### Directive
Extract all records. Keep each one exact.

##### Dataset excerpts #####

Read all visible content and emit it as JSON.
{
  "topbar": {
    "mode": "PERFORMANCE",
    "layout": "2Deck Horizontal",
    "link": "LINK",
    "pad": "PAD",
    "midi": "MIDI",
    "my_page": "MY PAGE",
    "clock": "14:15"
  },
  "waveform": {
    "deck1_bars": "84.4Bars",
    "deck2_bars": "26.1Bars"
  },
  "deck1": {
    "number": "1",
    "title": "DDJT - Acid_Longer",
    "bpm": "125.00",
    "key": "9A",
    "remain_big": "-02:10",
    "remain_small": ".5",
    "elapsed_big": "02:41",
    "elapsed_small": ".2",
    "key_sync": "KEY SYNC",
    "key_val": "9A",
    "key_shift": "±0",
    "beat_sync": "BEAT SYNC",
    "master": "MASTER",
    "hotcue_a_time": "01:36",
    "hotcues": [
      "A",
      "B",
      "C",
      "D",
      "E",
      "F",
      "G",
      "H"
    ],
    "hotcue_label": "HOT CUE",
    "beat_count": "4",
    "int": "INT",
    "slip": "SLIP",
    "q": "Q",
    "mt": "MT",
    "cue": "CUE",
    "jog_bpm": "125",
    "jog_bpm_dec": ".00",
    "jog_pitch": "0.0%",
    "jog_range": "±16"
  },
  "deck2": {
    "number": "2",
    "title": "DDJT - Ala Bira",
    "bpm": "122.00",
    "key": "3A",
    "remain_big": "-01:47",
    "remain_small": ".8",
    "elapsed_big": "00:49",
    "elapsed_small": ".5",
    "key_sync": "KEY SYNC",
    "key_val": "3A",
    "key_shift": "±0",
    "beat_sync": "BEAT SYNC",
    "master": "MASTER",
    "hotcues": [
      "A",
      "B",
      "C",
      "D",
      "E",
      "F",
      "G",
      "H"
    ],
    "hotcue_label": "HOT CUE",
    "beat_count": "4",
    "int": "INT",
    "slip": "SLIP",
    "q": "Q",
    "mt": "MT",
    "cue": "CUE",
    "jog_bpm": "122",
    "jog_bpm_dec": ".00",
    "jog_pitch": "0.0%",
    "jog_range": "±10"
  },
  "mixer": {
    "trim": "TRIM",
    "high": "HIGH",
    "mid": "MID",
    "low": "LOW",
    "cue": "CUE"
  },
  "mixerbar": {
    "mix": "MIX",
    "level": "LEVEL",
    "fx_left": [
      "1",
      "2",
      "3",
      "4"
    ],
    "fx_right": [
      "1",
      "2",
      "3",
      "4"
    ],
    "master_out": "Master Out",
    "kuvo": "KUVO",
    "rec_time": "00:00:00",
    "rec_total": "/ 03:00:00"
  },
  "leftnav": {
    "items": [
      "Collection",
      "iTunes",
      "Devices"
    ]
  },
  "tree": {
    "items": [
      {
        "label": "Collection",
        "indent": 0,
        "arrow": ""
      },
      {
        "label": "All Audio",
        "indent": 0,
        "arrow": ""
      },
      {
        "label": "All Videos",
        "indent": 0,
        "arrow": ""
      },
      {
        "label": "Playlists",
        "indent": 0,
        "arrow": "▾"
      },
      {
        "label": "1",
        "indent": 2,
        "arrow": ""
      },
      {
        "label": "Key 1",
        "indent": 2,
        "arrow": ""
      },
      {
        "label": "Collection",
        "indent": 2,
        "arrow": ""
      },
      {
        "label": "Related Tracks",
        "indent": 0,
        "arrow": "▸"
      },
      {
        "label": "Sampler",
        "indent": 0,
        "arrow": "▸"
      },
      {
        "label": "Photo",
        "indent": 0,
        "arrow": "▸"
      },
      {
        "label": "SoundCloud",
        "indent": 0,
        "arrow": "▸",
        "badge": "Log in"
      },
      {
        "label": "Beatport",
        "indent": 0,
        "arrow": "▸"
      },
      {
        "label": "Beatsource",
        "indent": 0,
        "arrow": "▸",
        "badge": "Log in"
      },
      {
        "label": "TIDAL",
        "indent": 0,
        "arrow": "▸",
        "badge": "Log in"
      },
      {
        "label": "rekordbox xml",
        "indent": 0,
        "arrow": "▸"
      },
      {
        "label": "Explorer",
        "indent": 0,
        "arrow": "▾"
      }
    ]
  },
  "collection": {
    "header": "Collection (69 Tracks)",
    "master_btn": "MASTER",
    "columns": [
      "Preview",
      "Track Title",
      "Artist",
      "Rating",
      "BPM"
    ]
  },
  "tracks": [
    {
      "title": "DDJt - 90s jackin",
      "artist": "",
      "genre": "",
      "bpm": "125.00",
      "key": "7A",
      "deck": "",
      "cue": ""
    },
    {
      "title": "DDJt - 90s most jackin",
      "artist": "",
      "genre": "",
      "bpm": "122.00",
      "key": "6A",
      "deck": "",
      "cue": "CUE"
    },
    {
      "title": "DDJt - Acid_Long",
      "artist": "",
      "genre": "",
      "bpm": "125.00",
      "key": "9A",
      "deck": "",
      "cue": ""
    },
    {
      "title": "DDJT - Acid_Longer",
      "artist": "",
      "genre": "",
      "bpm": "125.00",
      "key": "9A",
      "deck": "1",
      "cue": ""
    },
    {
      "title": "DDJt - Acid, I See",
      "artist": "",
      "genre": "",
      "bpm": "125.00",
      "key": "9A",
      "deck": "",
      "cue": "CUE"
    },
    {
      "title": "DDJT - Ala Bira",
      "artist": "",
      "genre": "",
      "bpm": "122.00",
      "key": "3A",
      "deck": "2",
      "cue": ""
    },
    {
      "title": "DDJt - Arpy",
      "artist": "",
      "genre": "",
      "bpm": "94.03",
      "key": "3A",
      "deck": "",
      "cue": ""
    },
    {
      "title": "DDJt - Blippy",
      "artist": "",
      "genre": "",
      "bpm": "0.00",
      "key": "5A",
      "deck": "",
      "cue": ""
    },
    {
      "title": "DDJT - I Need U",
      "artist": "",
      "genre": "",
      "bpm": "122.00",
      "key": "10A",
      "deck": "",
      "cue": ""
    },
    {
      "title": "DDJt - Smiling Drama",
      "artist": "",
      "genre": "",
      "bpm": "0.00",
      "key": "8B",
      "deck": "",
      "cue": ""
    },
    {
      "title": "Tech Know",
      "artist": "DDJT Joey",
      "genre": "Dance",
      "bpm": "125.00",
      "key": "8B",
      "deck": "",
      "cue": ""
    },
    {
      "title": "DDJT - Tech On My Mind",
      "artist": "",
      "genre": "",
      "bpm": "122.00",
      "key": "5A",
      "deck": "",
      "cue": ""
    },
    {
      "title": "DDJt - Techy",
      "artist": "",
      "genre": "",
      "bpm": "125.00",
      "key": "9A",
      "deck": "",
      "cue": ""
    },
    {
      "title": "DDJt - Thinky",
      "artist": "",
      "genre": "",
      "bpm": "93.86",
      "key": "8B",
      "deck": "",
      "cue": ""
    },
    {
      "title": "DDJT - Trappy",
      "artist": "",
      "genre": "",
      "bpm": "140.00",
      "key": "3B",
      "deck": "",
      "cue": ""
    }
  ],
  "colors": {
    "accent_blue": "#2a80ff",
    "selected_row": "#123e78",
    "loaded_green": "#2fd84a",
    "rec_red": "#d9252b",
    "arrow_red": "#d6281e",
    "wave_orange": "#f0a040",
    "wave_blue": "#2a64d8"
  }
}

#####

### Task output
Read all visible content and emit it as JSON.
{
  "topbar": {
    "mode": "PERFORMANCE",
    "layout": "2Deck Horizontal",
    "link": "LINK",
    "pad": "PAD",
    "midi": "MIDI",
    "my_page": "MY PAGE",
    "clock": "14:15"
  },
  "waveform": {
    "deck1_bars": "84.4Bars",
    "deck2_bars": "26.1Bars"
  },
  "deck1": {
    "number": "1",
    "title": "DDJT - Acid_Longer",
    "bpm": "125.00",
    "key": "9A",
    "remain_big": "-02:10",
    "remain_small": ".5",
    "elapsed_big": "02:41",
    "elapsed_small": ".2",
    "key_sync": "KEY SYNC",
    "key_val": "9A",
    "key_shift": "±0",
    "beat_sync": "BEAT SYNC",
    "master": "MASTER",
    "hotcue_a_time": "01:36",
    "hotcues": [
      "A",
      "B",
      "C",
      "D",
      "E",
      "F",
      "G",
      "H"
    ],
    "hotcue_label": "HOT CUE",
    "beat_count": "4",
    "int": "INT",
    "slip": "SLIP",
    "q": "Q",
    "mt": "MT",
    "cue": "CUE",
    "jog_bpm": "125",
    "jog_bpm_dec": ".00",
    "jog_pitch": "0.0%",
    "jog_range": "±16"
  },
  "deck2": {
    "number": "2",
    "title": "DDJT - Ala Bira",
    "bpm": "122.00",
    "key": "3A",
    "remain_big": "-01:47",
    "remain_small": ".8",
    "elapsed_big": "00:49",
    "elapsed_small": ".5",
    "key_sync": "KEY SYNC",
    "key_val": "3A",
    "key_shift": "±0",
    "beat_sync": "BEAT SYNC",
    "master": "MASTER",
    "hotcues": [
      "A",
      "B",
      "C",
      "D",
      "E",
      "F",
      "G",
      "H"
    ],
    "hotcue_label": "HOT CUE",
    "beat_count": "4",
    "int": "INT",
    "slip": "SLIP",
    "q": "Q",
    "mt": "MT",
    "cue": "CUE",
    "jog_bpm": "122",
    "jog_bpm_dec": ".00",
    "jog_pitch": "0.0%",
    "jog_range": "±10"
  },
  "mixer": {
    "trim": "TRIM",
    "high": "HIGH",
    "mid": "MID",
    "low": "LOW",
    "cue": "CUE"
  },
  "mixerbar": {
    "mix": "MIX",
    "level": "LEVEL",
    "fx_left": [
      "1",
      "2",
      "3",
      "4"
    ],
    "fx_right": [
      "1",
      "2",
      "3",
      "4"
    ],
    "master_out": "Master Out",
    "kuvo": "KUVO",
    "rec_time": "00:00:00",
    "rec_total": "/ 03:00:00"
  },
  "leftnav": {
    "items": [
      "Collection",
      "iTunes",
      "Devices"
    ]
  },
  "tree": {
    "items": [
      {
        "label": "Collection",
        "indent": 0,
        "arrow": ""
      },
      {
        "label": "All Audio",
        "indent": 0,
        "arrow": ""
      },
      {
        "label": "All Videos",
        "indent": 0,
        "arrow": ""
      },
      {
        "label": "Playlists",
        "indent": 0,
        "arrow": "▾"
      },
      {
        "label": "1",
        "indent": 2,
        "arrow": ""
      },
      {
        "label": "Key 1",
        "indent": 2,
        "arrow": ""
      },
      {
        "label": "Collection",
        "indent": 2,
        "arrow": ""
      },
      {
        "label": "Related Tracks",
        "indent": 0,
        "arrow": "▸"
      },
      {
        "label": "Sampler",
        "indent": 0,
        "arrow": "▸"
      },
      {
        "label": "Photo",
        "indent": 0,
        "arrow": "▸"
      },
      {
        "label": "SoundCloud",
        "indent": 0,
        "arrow": "▸",
        "badge": "Log in"
      },
      {
        "label": "Beatport",
        "indent": 0,
        "arrow": "▸"
      },
      {
        "label": "Beatsource",
        "indent": 0,
        "arrow": "▸",
        "badge": "Log in"
      },
      {
        "label": "TIDAL",
        "indent": 0,
        "arrow": "▸",
        "badge": "Log in"
      },
      {
        "label": "rekordbox xml",
        "indent": 0,
        "arrow": "▸"
      },
      {
        "label": "Explorer",
        "indent": 0,
        "arrow": "▾"
      }
    ]
  },
  "collection": {
    "header": "Collection (69 Tracks)",
    "master_btn": "MASTER",
    "columns": [
      "Preview",
      "Track Title",
      "Artist",
      "Rating",
      "BPM"
    ]
  },
  "tracks": [
    {
      "title": "DDJt - 90s jackin",
      "artist": "",
      "genre": "",
      "bpm": "125.00",
      "key": "7A",
      "deck": "",
      "cue": ""
    },
    {
      "title": "DDJt - 90s most jackin",
      "artist": "",
      "genre": "",
      "bpm": "122.00",
      "key": "6A",
      "deck": "",
      "cue": "CUE"
    },
    {
      "title": "DDJt - Acid_Long",
      "artist": "",
      "genre": "",
      "bpm": "125.00",
      "key": "9A",
      "deck": "",
      "cue": ""
    },
    {
      "title": "DDJT - Acid_Longer",
      "artist": "",
      "genre": "",
      "bpm": "125.00",
      "key": "9A",
      "deck": "1",
      "cue": ""
    },
    {
      "title": "DDJt - Acid, I See",
      "artist": "",
      "genre": "",
      "bpm": "125.00",
      "key": "9A",
      "deck": "",
      "cue": "CUE"
    },
    {
      "title": "DDJT - Ala Bira",
      "artist": "",
      "genre": "",
      "bpm": "122.00",
      "key": "3A",
      "deck": "2",
      "cue": ""
    },
    {
      "title": "DDJt - Arpy",
      "artist": "",
      "genre": "",
      "bpm": "94.03",
      "key": "3A",
      "deck": "",
      "cue": ""
    },
    {
      "title": "DDJt - Blippy",
      "artist": "",
      "genre": "",
      "bpm": "0.00",
      "key": "5A",
      "deck": "",
      "cue": ""
    },
    {
      "title": "DDJT - I Need U",
      "artist": "",
      "genre": "",
      "bpm": "122.00",
      "key": "10A",
      "deck": "",
      "cue": ""
    },
    {
      "title": "DDJt - Smiling Drama",
      "artist": "",
      "genre": "",
      "bpm": "0.00",
      "key": "8B",
      "deck": "",
      "cue": ""
    },
    {
      "title": "Tech Know",
      "artist": "DDJT Joey",
      "genre": "Dance",
      "bpm": "125.00",
      "key": "8B",
      "deck": "",
      "cue": ""
    },
    {
      "title": "DDJT - Tech On My Mind",
      "artist": "",
      "genre": "",
      "bpm": "122.00",
      "key": "5A",
      "deck": "",
      "cue": ""
    },
    {
      "title": "DDJt - Techy",
      "artist": "",
      "genre": "",
      "bpm": "125.00",
      "key": "9A",
      "deck": "",
      "cue": ""
    },
    {
      "title": "DDJt - Thinky",
      "artist": "",
      "genre": "",
      "bpm": "93.86",
      "key": "8B",
      "deck": "",
      "cue": ""
    },
    {
      "title": "DDJT - Trappy",
      "artist": "",
      "genre": "",
      "bpm": "140.00",
      "key": "3B",
      "deck": "",
      "cue": ""
    }
  ],
  "colors": {
    "accent_blue": "#2a80ff",
    "selected_row": "#123e78",
    "loaded_green": "#2fd84a",
    "rec_red": "#d9252b",
    "arrow_red": "#d6281e",
    "wave_orange": "#f0a040",
    "wave_blue": "#2a64d8"
  }
}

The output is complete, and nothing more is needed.